▸ **Input for this task**:
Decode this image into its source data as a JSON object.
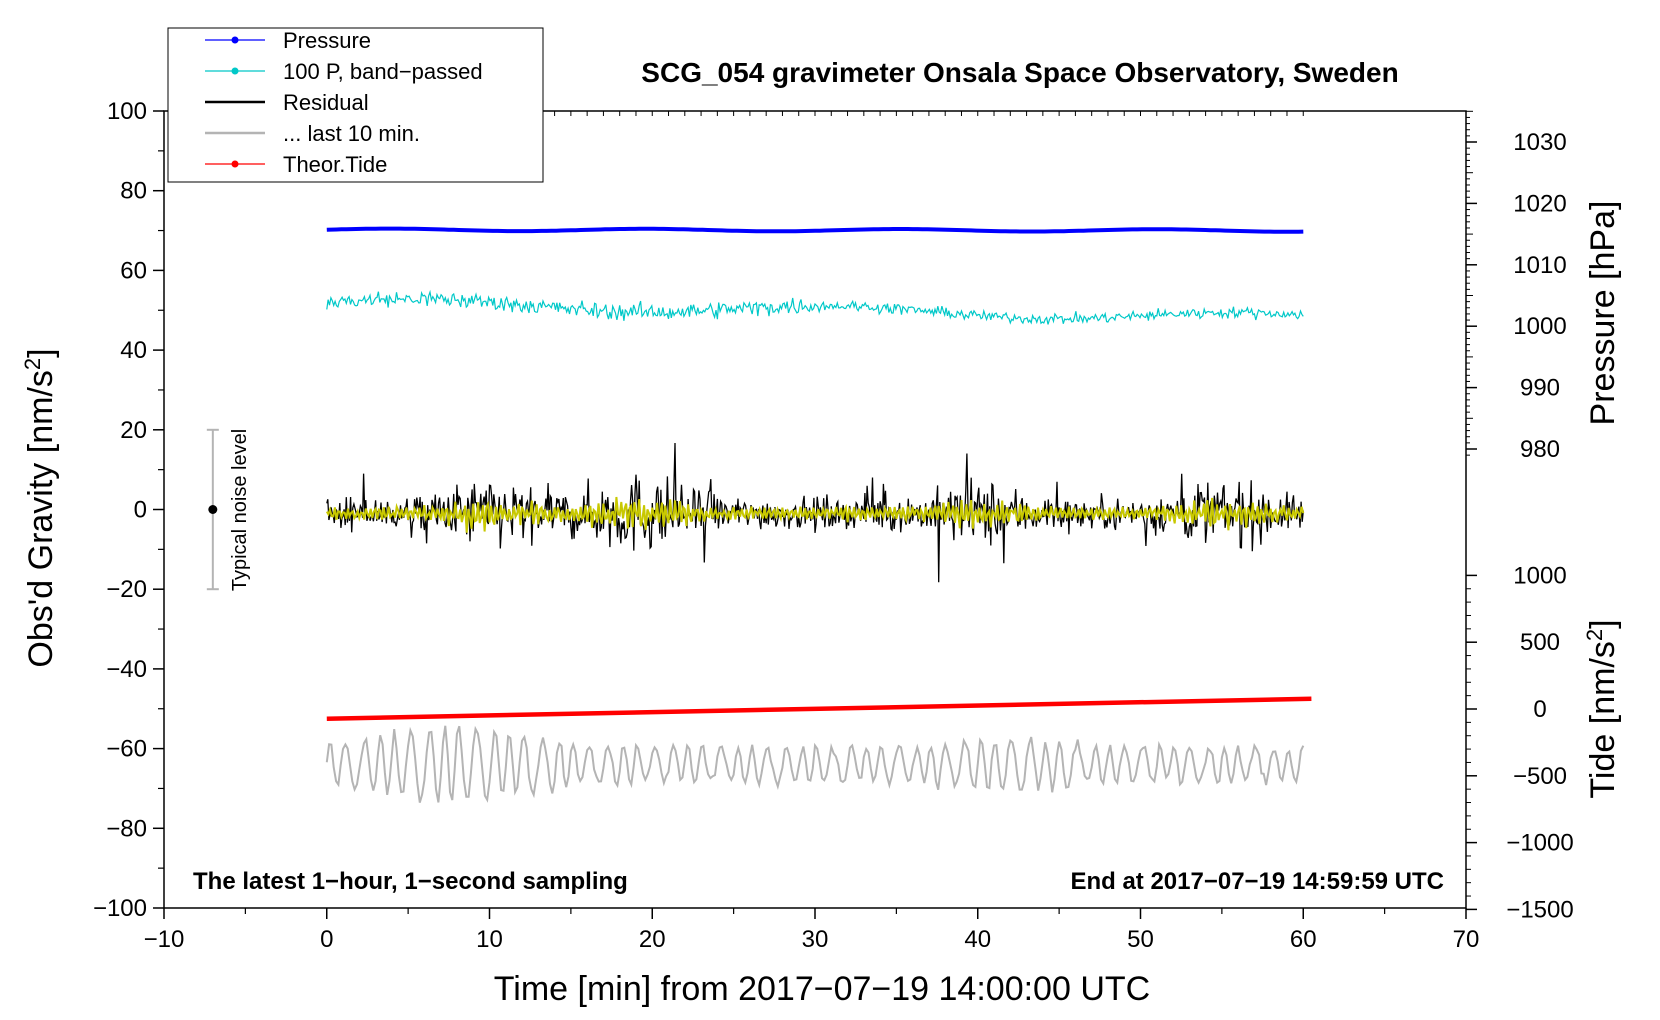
{
  "chart_data": {
    "type": "line",
    "title": "SCG_054 gravimeter Onsala Space Observatory, Sweden",
    "xlabel": "Time [min] from 2017−07−19 14:00:00 UTC",
    "xlim": [
      -10,
      70
    ],
    "xticks": [
      -10,
      0,
      10,
      20,
      30,
      40,
      50,
      60,
      70
    ],
    "xtick_labels": [
      "−10",
      "0",
      "10",
      "20",
      "30",
      "40",
      "50",
      "60",
      "70"
    ],
    "left_axis": {
      "label": "Obs'd Gravity [nm/s²]",
      "ylim": [
        -100,
        100
      ],
      "ticks": [
        -100,
        -80,
        -60,
        -40,
        -20,
        0,
        20,
        40,
        60,
        80,
        100
      ],
      "tick_labels": [
        "−100",
        "−80",
        "−60",
        "−40",
        "−20",
        "0",
        "20",
        "40",
        "60",
        "80",
        "100"
      ]
    },
    "right_pressure_axis": {
      "label": "Pressure [hPa]",
      "ticks": [
        980,
        990,
        1000,
        1010,
        1020,
        1030
      ],
      "tick_labels": [
        "980",
        "990",
        "1000",
        "1010",
        "1020",
        "1030"
      ]
    },
    "right_tide_axis": {
      "label": "Tide [nm/s²]",
      "ticks": [
        -1500,
        -1000,
        -500,
        0,
        500,
        1000
      ],
      "tick_labels": [
        "−1500",
        "−1000",
        "−500",
        "0",
        "500",
        "1000"
      ]
    },
    "legend": [
      {
        "label": "Pressure",
        "color": "#0000ff",
        "marker": true
      },
      {
        "label": "100 P, band−passed",
        "color": "#00c8c8",
        "marker": true
      },
      {
        "label": "Residual",
        "color": "#000000",
        "marker": false
      },
      {
        "label": "... last 10 min.",
        "color": "#b4b4b4",
        "marker": false
      },
      {
        "label": "Theor.Tide",
        "color": "#ff0000",
        "marker": true
      }
    ],
    "series": [
      {
        "name": "Pressure",
        "color": "#0000ff",
        "x_range": [
          0,
          60
        ],
        "y_start": 70.2,
        "y_end": 70.0,
        "noise_amplitude": 0.3
      },
      {
        "name": "100 P, band−passed",
        "color": "#00c8c8",
        "x_range": [
          0,
          60
        ],
        "y_start": 52,
        "y_end": 48,
        "noise_amplitude": 2.5
      },
      {
        "name": "Residual",
        "color": "#000000",
        "x_range": [
          0,
          60
        ],
        "y_center": -1,
        "noise_amplitude": 8,
        "max": 20,
        "min": -20
      },
      {
        "name": "Residual (smoothed)",
        "color": "#c8c800",
        "x_range": [
          0,
          60
        ],
        "y_center": -1,
        "noise_amplitude": 3
      },
      {
        "name": "... last 10 min.",
        "color": "#b4b4b4",
        "x_range": [
          0,
          60
        ],
        "y_center": -64,
        "noise_amplitude": 8,
        "max": -54,
        "min": -74
      },
      {
        "name": "Theor.Tide",
        "color": "#ff0000",
        "x_range": [
          0,
          60.5
        ],
        "y_start": -52.5,
        "y_end": -47.5
      }
    ],
    "noise_indicator": {
      "label": "Typical noise level",
      "x": -7,
      "y_center": 0,
      "y_min": -20,
      "y_max": 20
    },
    "annotations": {
      "left": "The latest 1−hour, 1−second sampling",
      "right": "End at 2017−07−19 14:59:59 UTC"
    }
  }
}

▸ **Written instruction**: Lines of the listing that contain the word "name" are to be counted; report only their number.

▸ **Response**: 6